§ **Exercise goal**
Output all lines exactly.

§ **Recorded data**
=-=-=
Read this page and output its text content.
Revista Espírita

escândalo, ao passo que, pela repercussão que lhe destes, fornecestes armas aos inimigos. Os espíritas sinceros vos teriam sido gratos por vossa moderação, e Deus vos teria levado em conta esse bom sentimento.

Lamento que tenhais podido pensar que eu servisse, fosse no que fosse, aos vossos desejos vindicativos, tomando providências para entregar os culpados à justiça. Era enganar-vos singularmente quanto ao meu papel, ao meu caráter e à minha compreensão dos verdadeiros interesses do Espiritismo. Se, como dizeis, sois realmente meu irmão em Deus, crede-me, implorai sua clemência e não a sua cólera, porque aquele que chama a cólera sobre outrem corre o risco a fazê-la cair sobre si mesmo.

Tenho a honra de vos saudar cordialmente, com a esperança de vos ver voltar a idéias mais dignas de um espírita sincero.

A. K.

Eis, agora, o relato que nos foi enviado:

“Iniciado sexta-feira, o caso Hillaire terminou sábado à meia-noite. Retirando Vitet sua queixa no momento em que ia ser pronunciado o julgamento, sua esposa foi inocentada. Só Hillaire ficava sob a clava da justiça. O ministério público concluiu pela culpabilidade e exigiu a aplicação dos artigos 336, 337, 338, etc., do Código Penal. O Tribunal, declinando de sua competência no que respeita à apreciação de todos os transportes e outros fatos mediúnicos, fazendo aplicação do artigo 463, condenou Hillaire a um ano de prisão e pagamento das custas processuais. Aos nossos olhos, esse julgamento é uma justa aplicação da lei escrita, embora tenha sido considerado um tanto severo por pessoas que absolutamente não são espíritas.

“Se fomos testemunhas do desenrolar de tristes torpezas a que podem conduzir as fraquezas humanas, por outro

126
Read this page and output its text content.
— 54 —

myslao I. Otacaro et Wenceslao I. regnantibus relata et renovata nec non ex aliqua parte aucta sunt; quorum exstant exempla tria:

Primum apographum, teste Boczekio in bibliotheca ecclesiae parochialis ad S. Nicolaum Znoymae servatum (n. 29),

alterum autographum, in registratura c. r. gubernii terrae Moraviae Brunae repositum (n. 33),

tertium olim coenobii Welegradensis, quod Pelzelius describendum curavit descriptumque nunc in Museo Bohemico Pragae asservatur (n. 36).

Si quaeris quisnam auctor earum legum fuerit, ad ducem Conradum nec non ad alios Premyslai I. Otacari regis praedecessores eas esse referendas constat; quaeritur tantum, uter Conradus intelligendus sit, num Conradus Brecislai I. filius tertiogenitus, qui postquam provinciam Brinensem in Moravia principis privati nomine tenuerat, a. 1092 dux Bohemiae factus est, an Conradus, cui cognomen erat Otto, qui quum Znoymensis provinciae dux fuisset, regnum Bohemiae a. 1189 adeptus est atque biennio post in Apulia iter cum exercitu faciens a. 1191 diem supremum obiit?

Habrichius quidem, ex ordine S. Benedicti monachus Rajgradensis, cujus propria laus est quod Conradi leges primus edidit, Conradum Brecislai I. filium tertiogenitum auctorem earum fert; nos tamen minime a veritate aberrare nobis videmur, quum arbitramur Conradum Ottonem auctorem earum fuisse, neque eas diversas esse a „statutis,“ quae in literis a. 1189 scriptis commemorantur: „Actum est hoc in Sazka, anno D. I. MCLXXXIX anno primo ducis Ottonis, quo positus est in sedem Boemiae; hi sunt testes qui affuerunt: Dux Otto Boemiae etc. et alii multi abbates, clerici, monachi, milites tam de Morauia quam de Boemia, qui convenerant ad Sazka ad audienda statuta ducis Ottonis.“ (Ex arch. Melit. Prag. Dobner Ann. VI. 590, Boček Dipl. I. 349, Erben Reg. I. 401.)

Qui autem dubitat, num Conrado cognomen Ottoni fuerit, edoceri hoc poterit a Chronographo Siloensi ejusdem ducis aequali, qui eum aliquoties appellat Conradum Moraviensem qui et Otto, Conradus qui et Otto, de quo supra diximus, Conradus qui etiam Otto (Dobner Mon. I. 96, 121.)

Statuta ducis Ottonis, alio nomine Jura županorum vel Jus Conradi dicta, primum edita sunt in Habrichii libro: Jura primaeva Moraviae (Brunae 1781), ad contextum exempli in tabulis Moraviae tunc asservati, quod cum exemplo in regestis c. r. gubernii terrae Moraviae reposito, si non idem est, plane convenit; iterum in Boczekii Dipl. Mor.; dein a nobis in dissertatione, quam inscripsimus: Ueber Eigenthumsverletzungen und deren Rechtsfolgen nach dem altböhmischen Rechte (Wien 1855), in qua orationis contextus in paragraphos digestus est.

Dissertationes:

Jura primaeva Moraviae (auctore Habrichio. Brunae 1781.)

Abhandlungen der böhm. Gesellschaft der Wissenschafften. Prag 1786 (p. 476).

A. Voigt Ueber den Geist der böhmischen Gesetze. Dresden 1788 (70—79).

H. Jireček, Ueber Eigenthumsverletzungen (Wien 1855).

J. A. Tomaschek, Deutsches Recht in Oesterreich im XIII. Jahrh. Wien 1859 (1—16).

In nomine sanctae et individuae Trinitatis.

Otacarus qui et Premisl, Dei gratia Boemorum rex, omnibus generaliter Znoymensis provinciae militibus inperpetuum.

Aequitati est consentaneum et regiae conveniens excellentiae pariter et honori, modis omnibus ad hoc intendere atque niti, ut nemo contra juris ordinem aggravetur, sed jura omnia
=-=-=
§ **Correct answer**
Read this page and output its text content.
Revista Espírita

escândalo, ao passo que, pela repercussão que lhe destes, fornecestes armas aos inimigos. Os espíritas sinceros vos teriam sido gratos por vossa moderação, e Deus vos teria levado em conta esse bom sentimento.

Lamento que tenhais podido pensar que eu servisse, fosse no que fosse, aos vossos desejos vindicativos, tomando providências para entregar os culpados à justiça. Era enganar-vos singularmente quanto ao meu papel, ao meu caráter e à minha compreensão dos verdadeiros interesses do Espiritismo. Se, como dizeis, sois realmente meu irmão em Deus, crede-me, implorai sua clemência e não a sua cólera, porque aquele que chama a cólera sobre outrem corre o risco a fazê-la cair sobre si mesmo.

Tenho a honra de vos saudar cordialmente, com a esperança de vos ver voltar a idéias mais dignas de um espírita sincero.

A. K.

Eis, agora, o relato que nos foi enviado:

“Iniciado sexta-feira, o caso Hillaire terminou sábado à meia-noite. Retirando Vitet sua queixa no momento em que ia ser pronunciado o julgamento, sua esposa foi inocentada. Só Hillaire ficava sob a clava da justiça. O ministério público concluiu pela culpabilidade e exigiu a aplicação dos artigos 336, 337, 338, etc., do Código Penal. O Tribunal, declinando de sua competência no que respeita à apreciação de todos os transportes e outros fatos mediúnicos, fazendo aplicação do artigo 463, condenou Hillaire a um ano de prisão e pagamento das custas processuais. Aos nossos olhos, esse julgamento é uma justa aplicação da lei escrita, embora tenha sido considerado um tanto severo por pessoas que absolutamente não são espíritas.

“Se fomos testemunhas do desenrolar de tristes torpezas a que podem conduzir as fraquezas humanas, por outro

126
Read this page and output its text content.
— 54 —

myslao I. Otacaro et Wenceslao I. regnantibus relata et renovata nec non ex aliqua parte aucta sunt; quorum exstant exempla tria:

Primum apographum, teste Boczekio in bibliotheca ecclesiae parochialis ad S. Nicolaum Znoymae servatum (n. 29),

alterum autographum, in registratura c. r. gubernii terrae Moraviae Brunae repositum (n. 33),

tertium olim coenobii Welegradensis, quod Pelzelius describendum curavit descriptumque nunc in Museo Bohemico Pragae asservatur (n. 36).

Si quaeris quisnam auctor earum legum fuerit, ad ducem Conradum nec non ad alios Premyslai I. Otacari regis praedecessores eas esse referendas constat; quaeritur tantum, uter Conradus intelligendus sit, num Conradus Brecislai I. filius tertiogenitus, qui postquam provinciam Brinensem in Moravia principis privati nomine tenuerat, a. 1092 dux Bohemiae factus est, an Conradus, cui cognomen erat Otto, qui quum Znoymensis provinciae dux fuisset, regnum Bohemiae a. 1189 adeptus est atque biennio post in Apulia iter cum exercitu faciens a. 1191 diem supremum obiit?

Habrichius quidem, ex ordine S. Benedicti monachus Rajgradensis, cujus propria laus est quod Conradi leges primus edidit, Conradum Brecislai I. filium tertiogenitum auctorem earum fert; nos tamen minime a veritate aberrare nobis videmur, quum arbitramur Conradum Ottonem auctorem earum fuisse, neque eas diversas esse a „statutis,“ quae in literis a. 1189 scriptis commemorantur: „Actum est hoc in Sazka, anno D. I. MCLXXXIX anno primo ducis Ottonis, quo positus est in sedem Boemiae; hi sunt testes qui affuerunt: Dux Otto Boemiae etc. et alii multi abbates, clerici, monachi, milites tam de Morauia quam de Boemia, qui convenerant ad Sazka ad audienda statuta ducis Ottonis.“ (Ex arch. Melit. Prag. Dobner Ann. VI. 590, Boček Dipl. I. 349, Erben Reg. I. 401.)

Qui autem dubitat, num Conrado cognomen Ottoni fuerit, edoceri hoc poterit a Chronographo Siloensi ejusdem ducis aequali, qui eum aliquoties appellat Conradum Moraviensem qui et Otto, Conradus qui et Otto, de quo supra diximus, Conradus qui etiam Otto (Dobner Mon. I. 96, 121.)

Statuta ducis Ottonis, alio nomine Jura županorum vel Jus Conradi dicta, primum edita sunt in Habrichii libro: Jura primaeva Moraviae (Brunae 1781), ad contextum exempli in tabulis Moraviae tunc asservati, quod cum exemplo in regestis c. r. gubernii terrae Moraviae reposito, si non idem est, plane convenit; iterum in Boczekii Dipl. Mor.; dein a nobis in dissertatione, quam inscripsimus: Ueber Eigenthumsverletzungen und deren Rechtsfolgen nach dem altböhmischen Rechte (Wien 1855), in qua orationis contextus in paragraphos digestus est.

Dissertationes:

Jura primaeva Moraviae (auctore Habrichio. Brunae 1781.)

Abhandlungen der böhm. Gesellschaft der Wissenschafften. Prag 1786 (p. 476).

A. Voigt Ueber den Geist der böhmischen Gesetze. Dresden 1788 (70—79).

H. Jireček, Ueber Eigenthumsverletzungen (Wien 1855).

J. A. Tomaschek, Deutsches Recht in Oesterreich im XIII. Jahrh. Wien 1859 (1—16).

In nomine sanctae et individuae Trinitatis.

Otacarus qui et Premisl, Dei gratia Boemorum rex, omnibus generaliter Znoymensis provinciae militibus inperpetuum.

Aequitati est consentaneum et regiae conveniens excellentiae pariter et honori, modis omnibus ad hoc intendere atque niti, ut nemo contra juris ordinem aggravetur, sed jura omnia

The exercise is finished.